## start

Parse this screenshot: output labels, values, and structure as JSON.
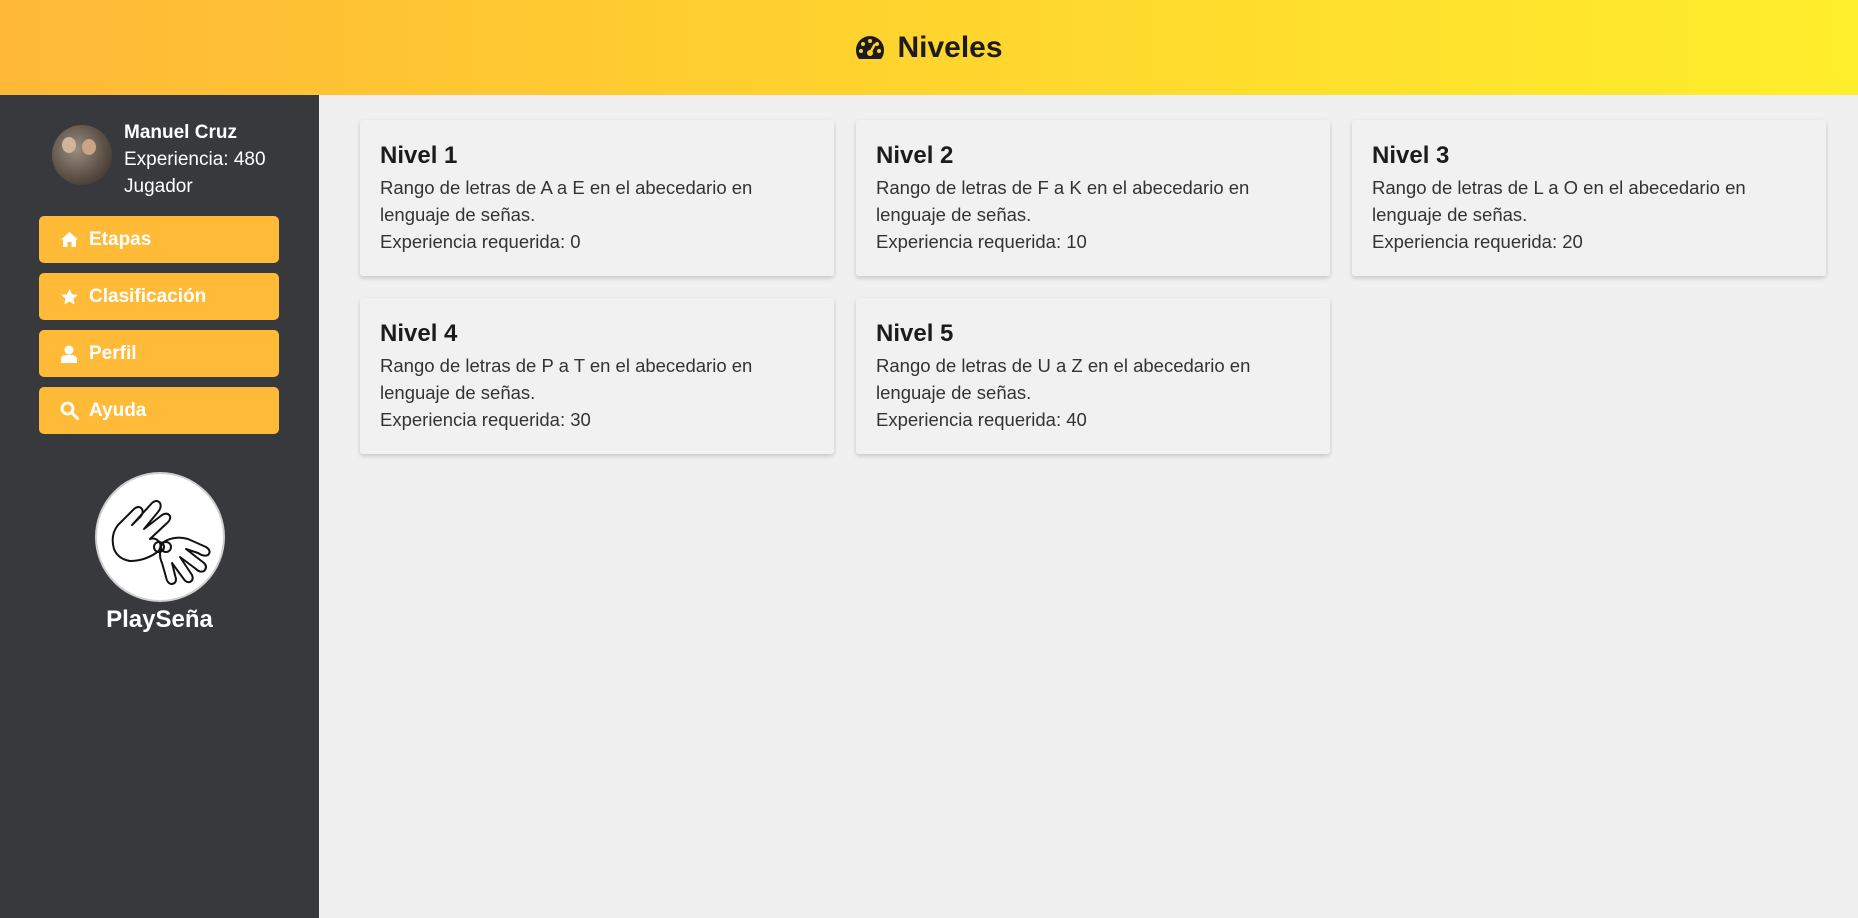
{
  "header": {
    "title": "Niveles",
    "icon": "gauge-icon"
  },
  "user": {
    "name": "Manuel Cruz",
    "experience": "Experiencia: 480",
    "role": "Jugador"
  },
  "nav": [
    {
      "label": "Etapas",
      "icon": "home-icon"
    },
    {
      "label": "Clasificación",
      "icon": "star-icon"
    },
    {
      "label": "Perfil",
      "icon": "user-icon"
    },
    {
      "label": "Ayuda",
      "icon": "search-icon"
    }
  ],
  "brand": {
    "name": "PlaySeña"
  },
  "levels": [
    {
      "title": "Nivel 1",
      "description": "Rango de letras de A a E en el abecedario en lenguaje de señas.",
      "requirement": "Experiencia requerida: 0"
    },
    {
      "title": "Nivel 2",
      "description": "Rango de letras de F a K en el abecedario en lenguaje de señas.",
      "requirement": "Experiencia requerida: 10"
    },
    {
      "title": "Nivel 3",
      "description": "Rango de letras de L a O en el abecedario en lenguaje de señas.",
      "requirement": "Experiencia requerida: 20"
    },
    {
      "title": "Nivel 4",
      "description": "Rango de letras de P a T en el abecedario en lenguaje de señas.",
      "requirement": "Experiencia requerida: 30"
    },
    {
      "title": "Nivel 5",
      "description": "Rango de letras de U a Z en el abecedario en lenguaje de señas.",
      "requirement": "Experiencia requerida: 40"
    }
  ],
  "colors": {
    "accent": "#ffbb38",
    "sidebar": "#37393d",
    "header_start": "#ffb838",
    "header_end": "#ffee2c"
  }
}
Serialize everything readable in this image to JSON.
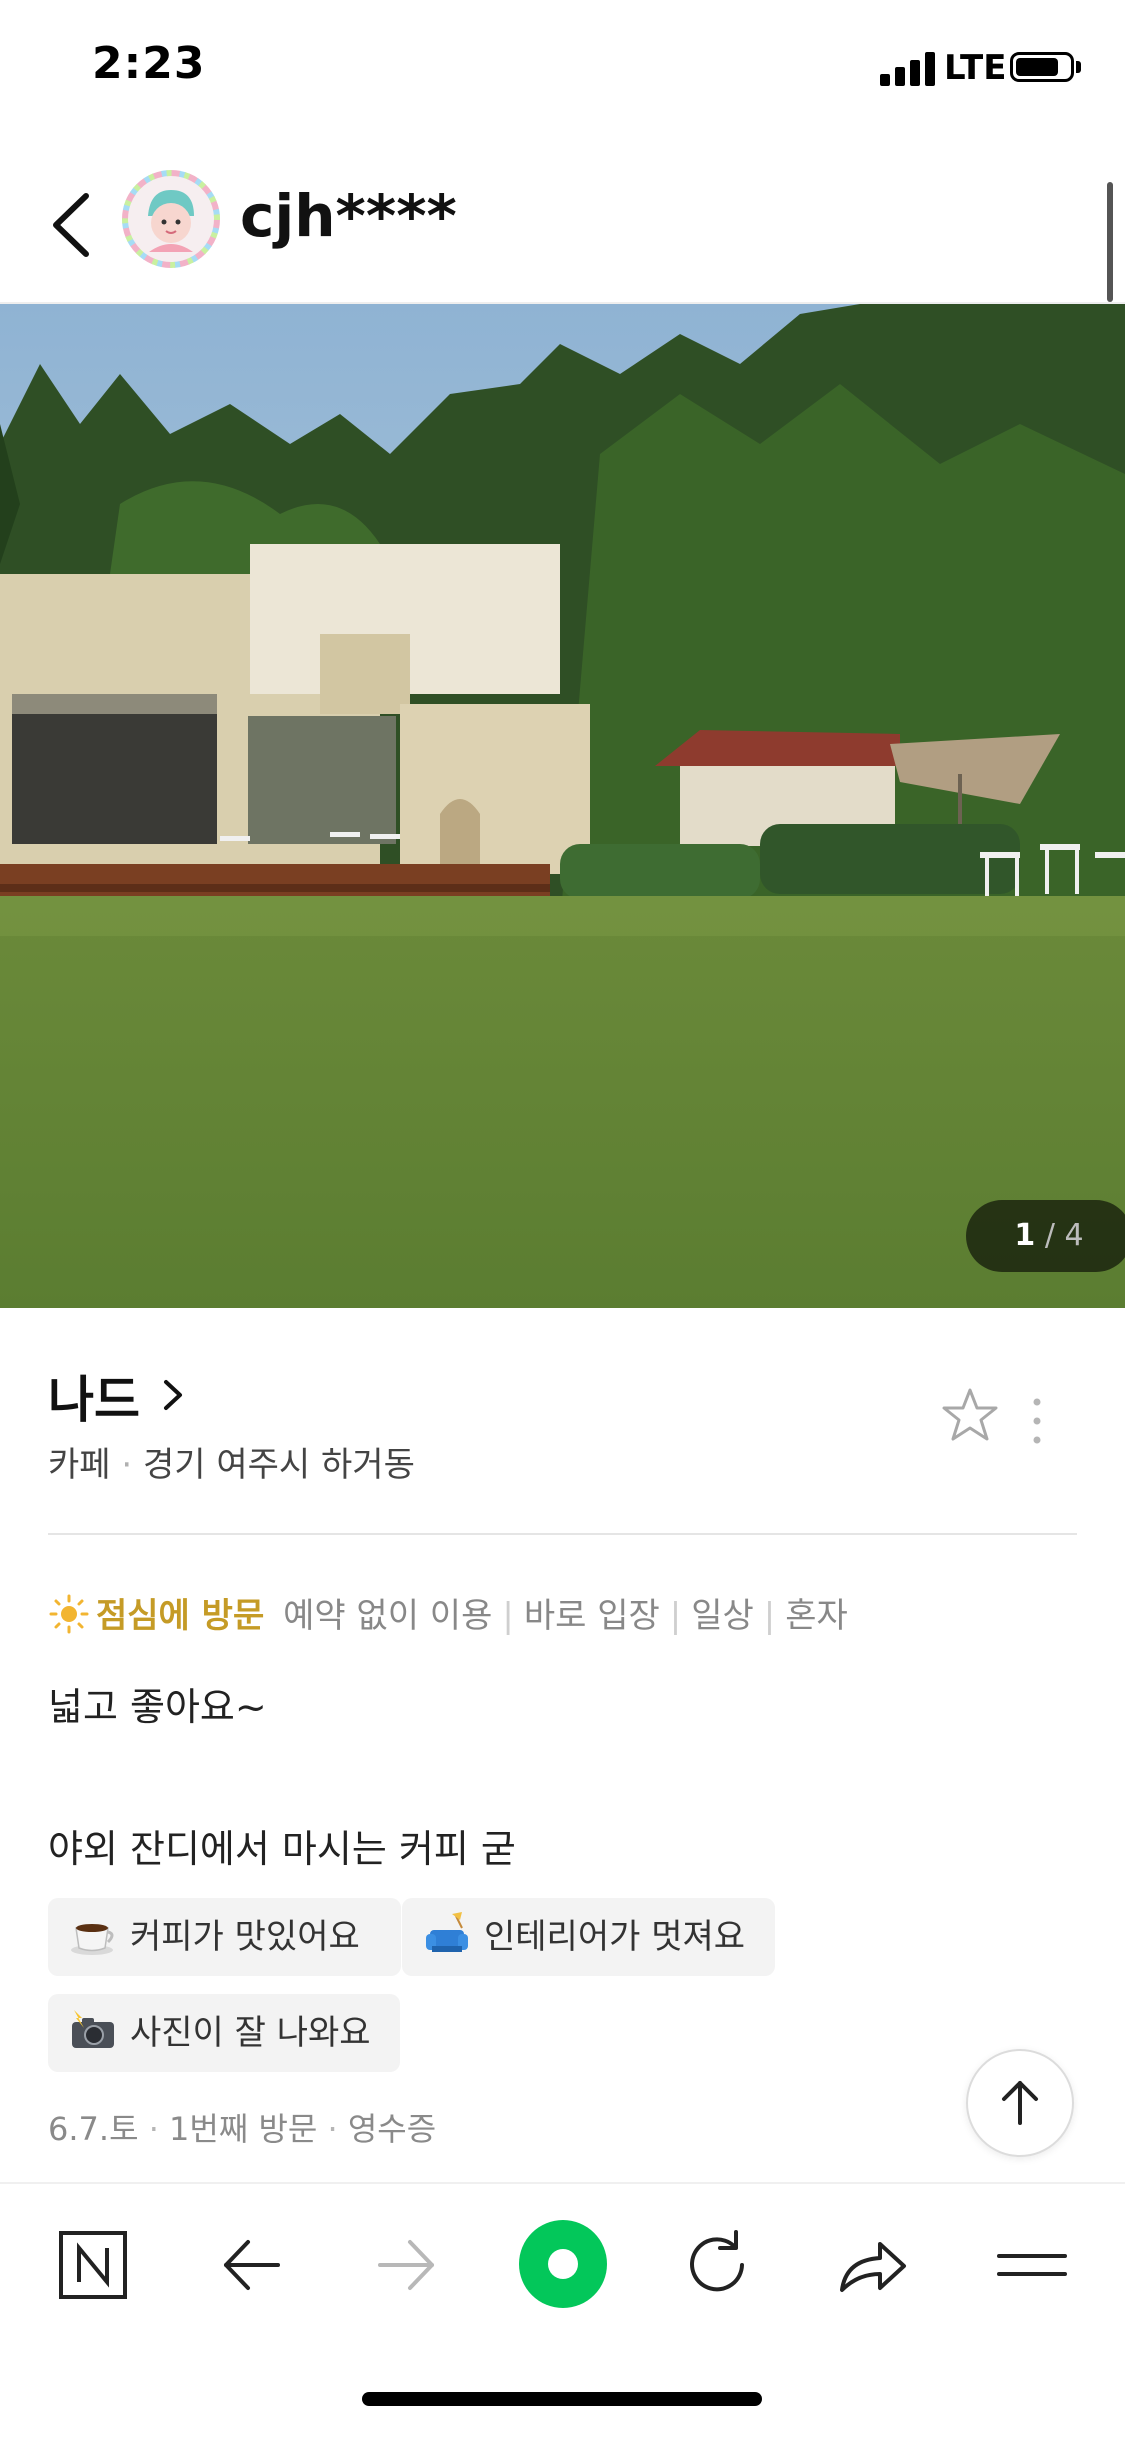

## end

Select every line of the material above holding the word "title" and copy it.

WRITTEN RESPONSE:
    "title": "Niveles",
      "title": "Nivel 1",
      "title": "Nivel 2",
      "title": "Nivel 3",
      "title": "Nivel 4",
      "title": "Nivel 5",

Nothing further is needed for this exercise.